▼▼▼

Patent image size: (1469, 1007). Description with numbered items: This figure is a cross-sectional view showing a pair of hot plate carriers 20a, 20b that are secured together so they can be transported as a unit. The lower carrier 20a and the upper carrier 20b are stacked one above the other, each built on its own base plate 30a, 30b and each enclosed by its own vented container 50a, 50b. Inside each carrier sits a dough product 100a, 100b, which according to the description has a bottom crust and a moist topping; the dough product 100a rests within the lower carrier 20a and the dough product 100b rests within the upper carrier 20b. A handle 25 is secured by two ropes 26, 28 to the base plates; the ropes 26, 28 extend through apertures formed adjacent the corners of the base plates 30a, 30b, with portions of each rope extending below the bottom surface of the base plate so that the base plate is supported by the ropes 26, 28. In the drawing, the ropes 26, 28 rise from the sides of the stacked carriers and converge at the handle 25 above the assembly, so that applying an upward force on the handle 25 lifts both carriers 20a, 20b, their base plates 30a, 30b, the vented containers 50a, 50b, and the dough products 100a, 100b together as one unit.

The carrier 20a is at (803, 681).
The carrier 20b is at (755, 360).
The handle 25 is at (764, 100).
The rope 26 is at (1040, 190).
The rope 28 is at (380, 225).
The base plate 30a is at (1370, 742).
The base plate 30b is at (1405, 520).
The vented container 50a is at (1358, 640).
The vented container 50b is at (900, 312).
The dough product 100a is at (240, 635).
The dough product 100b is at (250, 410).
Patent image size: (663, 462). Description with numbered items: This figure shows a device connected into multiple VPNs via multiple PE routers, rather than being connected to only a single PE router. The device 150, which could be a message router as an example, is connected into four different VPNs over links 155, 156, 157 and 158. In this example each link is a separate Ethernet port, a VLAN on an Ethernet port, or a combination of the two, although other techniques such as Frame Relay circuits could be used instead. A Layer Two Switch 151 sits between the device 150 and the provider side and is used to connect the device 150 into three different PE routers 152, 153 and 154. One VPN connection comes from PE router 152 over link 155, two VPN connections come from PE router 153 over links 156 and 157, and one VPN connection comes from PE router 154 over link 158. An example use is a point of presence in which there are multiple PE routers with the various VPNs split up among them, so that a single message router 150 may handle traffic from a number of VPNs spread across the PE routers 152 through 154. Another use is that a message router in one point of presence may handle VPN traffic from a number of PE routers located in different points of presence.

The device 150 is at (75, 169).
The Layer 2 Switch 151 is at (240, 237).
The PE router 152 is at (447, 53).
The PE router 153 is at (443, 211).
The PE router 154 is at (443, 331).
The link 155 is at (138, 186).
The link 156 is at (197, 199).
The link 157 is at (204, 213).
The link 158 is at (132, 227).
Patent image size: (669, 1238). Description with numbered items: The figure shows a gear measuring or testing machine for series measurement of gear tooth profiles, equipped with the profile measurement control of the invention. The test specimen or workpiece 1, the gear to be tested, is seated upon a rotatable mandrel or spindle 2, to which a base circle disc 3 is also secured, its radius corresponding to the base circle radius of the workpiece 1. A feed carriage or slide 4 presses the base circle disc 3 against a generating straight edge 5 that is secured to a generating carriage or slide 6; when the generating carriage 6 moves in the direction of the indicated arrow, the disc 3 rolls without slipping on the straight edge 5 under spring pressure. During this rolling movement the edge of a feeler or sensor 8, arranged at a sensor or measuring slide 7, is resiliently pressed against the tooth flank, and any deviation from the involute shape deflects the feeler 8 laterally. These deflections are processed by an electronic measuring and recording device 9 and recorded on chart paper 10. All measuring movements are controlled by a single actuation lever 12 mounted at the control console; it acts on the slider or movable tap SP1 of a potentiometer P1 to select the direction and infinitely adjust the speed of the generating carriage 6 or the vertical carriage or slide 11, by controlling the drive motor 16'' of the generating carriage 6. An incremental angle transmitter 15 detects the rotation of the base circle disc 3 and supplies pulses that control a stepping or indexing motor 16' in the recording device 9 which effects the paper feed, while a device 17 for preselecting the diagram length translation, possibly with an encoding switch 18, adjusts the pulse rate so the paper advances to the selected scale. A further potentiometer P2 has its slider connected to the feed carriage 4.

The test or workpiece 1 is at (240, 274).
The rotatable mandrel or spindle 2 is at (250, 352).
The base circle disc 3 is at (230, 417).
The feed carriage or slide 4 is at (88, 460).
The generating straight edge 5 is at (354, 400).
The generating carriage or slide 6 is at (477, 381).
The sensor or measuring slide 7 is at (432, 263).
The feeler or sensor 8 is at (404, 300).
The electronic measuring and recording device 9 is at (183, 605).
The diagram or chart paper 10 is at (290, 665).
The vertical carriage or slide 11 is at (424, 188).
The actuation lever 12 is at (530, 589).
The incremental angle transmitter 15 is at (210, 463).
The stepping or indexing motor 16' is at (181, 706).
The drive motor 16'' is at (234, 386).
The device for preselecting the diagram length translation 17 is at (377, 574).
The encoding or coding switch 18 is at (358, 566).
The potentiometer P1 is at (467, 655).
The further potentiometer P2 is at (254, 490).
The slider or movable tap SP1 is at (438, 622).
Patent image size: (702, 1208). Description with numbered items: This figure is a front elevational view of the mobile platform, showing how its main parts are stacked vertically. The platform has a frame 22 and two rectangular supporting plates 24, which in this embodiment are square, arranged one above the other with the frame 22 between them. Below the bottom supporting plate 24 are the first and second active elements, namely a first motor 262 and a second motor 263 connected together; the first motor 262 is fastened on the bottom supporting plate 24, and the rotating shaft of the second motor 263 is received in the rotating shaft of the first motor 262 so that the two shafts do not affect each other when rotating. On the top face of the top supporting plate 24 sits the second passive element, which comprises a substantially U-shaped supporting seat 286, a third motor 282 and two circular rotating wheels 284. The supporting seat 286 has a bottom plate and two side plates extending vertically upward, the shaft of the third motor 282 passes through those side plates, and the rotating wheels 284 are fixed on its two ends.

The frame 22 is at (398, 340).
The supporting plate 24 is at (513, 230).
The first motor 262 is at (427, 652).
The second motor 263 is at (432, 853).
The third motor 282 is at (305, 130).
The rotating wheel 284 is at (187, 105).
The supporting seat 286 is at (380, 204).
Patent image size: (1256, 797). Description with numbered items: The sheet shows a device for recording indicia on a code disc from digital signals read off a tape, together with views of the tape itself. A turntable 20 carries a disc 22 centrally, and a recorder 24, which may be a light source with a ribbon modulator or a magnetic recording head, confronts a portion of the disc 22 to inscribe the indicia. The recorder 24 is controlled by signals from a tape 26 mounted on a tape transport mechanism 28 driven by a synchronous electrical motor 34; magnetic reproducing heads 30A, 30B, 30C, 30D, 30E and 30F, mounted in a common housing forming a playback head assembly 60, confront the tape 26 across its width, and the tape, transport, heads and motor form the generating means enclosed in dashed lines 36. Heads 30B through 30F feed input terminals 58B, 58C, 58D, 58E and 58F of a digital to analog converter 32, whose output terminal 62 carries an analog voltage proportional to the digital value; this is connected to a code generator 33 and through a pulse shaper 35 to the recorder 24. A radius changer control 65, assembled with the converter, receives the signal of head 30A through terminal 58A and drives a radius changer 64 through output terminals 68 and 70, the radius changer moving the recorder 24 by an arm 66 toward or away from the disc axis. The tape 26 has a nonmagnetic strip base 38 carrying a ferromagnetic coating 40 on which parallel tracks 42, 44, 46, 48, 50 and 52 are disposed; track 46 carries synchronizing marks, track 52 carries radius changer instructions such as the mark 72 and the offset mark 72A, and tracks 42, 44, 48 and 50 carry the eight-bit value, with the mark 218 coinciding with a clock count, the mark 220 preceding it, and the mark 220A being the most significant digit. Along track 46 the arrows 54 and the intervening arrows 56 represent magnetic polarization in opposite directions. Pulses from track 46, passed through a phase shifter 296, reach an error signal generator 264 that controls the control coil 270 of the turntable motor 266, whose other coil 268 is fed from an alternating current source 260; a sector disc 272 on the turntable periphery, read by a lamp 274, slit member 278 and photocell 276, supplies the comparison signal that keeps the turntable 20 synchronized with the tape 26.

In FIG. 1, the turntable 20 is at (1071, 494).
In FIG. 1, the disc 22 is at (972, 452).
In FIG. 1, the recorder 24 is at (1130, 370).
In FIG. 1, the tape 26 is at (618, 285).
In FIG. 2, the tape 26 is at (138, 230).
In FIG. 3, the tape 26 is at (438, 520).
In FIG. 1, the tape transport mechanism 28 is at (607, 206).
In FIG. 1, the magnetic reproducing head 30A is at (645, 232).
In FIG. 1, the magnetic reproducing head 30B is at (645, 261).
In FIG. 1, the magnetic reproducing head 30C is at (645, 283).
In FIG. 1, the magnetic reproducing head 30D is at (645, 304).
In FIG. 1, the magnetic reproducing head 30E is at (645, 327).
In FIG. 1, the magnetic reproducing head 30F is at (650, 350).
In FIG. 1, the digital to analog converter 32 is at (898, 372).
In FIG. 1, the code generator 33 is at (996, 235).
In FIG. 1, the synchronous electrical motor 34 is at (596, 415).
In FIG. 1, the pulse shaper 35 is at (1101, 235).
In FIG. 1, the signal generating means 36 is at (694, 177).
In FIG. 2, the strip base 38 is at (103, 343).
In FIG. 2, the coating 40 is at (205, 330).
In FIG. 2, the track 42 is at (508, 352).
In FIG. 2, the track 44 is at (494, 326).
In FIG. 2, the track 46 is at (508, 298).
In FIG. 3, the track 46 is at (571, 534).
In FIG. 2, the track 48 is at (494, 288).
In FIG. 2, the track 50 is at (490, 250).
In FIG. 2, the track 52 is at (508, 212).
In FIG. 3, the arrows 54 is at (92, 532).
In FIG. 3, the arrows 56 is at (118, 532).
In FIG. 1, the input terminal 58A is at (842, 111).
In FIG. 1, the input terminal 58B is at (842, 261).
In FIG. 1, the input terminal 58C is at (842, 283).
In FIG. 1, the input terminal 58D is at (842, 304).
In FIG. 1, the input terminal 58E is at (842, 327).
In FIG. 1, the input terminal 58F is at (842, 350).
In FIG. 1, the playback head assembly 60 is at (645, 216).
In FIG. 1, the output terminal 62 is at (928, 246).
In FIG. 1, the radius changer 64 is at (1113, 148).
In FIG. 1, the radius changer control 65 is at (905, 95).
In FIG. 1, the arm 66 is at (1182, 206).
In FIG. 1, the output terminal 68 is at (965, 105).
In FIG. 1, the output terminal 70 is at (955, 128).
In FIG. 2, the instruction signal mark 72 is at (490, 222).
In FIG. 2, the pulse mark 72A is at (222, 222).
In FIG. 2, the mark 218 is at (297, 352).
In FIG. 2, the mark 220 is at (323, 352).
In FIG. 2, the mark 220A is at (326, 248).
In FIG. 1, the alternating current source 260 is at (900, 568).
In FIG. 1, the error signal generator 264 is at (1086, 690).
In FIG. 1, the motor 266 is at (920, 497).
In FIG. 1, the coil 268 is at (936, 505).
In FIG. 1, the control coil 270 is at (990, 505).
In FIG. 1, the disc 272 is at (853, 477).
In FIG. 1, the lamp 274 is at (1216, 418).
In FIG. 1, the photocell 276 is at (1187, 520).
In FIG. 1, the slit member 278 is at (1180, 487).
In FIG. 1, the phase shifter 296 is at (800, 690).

▲▲▲

-- AIM OF THE TASK --
How many lines in the listing above contain the string "router"? Reply with the number alone.

-- PROBLEM SOLUTION --
4